--- What this task involves ---
Output the material beneath exactly, leaving nothing out.

(Records from a data collection)
****************************************

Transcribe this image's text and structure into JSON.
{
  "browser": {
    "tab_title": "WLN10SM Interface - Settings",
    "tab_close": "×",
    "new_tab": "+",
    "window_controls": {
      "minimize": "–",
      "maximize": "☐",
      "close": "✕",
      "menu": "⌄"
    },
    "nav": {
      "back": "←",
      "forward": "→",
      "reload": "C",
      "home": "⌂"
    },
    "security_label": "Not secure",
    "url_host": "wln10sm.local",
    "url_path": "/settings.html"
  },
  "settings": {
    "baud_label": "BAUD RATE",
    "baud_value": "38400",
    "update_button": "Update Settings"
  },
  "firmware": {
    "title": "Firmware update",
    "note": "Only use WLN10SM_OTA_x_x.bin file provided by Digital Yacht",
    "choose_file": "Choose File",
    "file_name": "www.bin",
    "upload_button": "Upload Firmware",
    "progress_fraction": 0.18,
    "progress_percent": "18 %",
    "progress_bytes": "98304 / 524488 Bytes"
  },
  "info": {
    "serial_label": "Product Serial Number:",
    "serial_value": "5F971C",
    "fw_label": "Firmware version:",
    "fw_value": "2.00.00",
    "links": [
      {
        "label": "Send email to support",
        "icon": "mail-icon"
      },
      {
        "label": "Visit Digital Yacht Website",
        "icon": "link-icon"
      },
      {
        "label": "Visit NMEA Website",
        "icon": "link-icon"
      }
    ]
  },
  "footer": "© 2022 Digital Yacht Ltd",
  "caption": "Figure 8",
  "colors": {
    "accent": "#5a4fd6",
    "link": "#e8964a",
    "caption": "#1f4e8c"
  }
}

****************************************

--- Answer ---
Transcribe this image's text and structure into JSON.
{
  "browser": {
    "tab_title": "WLN10SM Interface - Settings",
    "tab_close": "×",
    "new_tab": "+",
    "window_controls": {
      "minimize": "–",
      "maximize": "☐",
      "close": "✕",
      "menu": "⌄"
    },
    "nav": {
      "back": "←",
      "forward": "→",
      "reload": "C",
      "home": "⌂"
    },
    "security_label": "Not secure",
    "url_host": "wln10sm.local",
    "url_path": "/settings.html"
  },
  "settings": {
    "baud_label": "BAUD RATE",
    "baud_value": "38400",
    "update_button": "Update Settings"
  },
  "firmware": {
    "title": "Firmware update",
    "note": "Only use WLN10SM_OTA_x_x.bin file provided by Digital Yacht",
    "choose_file": "Choose File",
    "file_name": "www.bin",
    "upload_button": "Upload Firmware",
    "progress_fraction": 0.18,
    "progress_percent": "18 %",
    "progress_bytes": "98304 / 524488 Bytes"
  },
  "info": {
    "serial_label": "Product Serial Number:",
    "serial_value": "5F971C",
    "fw_label": "Firmware version:",
    "fw_value": "2.00.00",
    "links": [
      {
        "label": "Send email to support",
        "icon": "mail-icon"
      },
      {
        "label": "Visit Digital Yacht Website",
        "icon": "link-icon"
      },
      {
        "label": "Visit NMEA Website",
        "icon": "link-icon"
      }
    ]
  },
  "footer": "© 2022 Digital Yacht Ltd",
  "caption": "Figure 8",
  "colors": {
    "accent": "#5a4fd6",
    "link": "#e8964a",
    "caption": "#1f4e8c"
  }
}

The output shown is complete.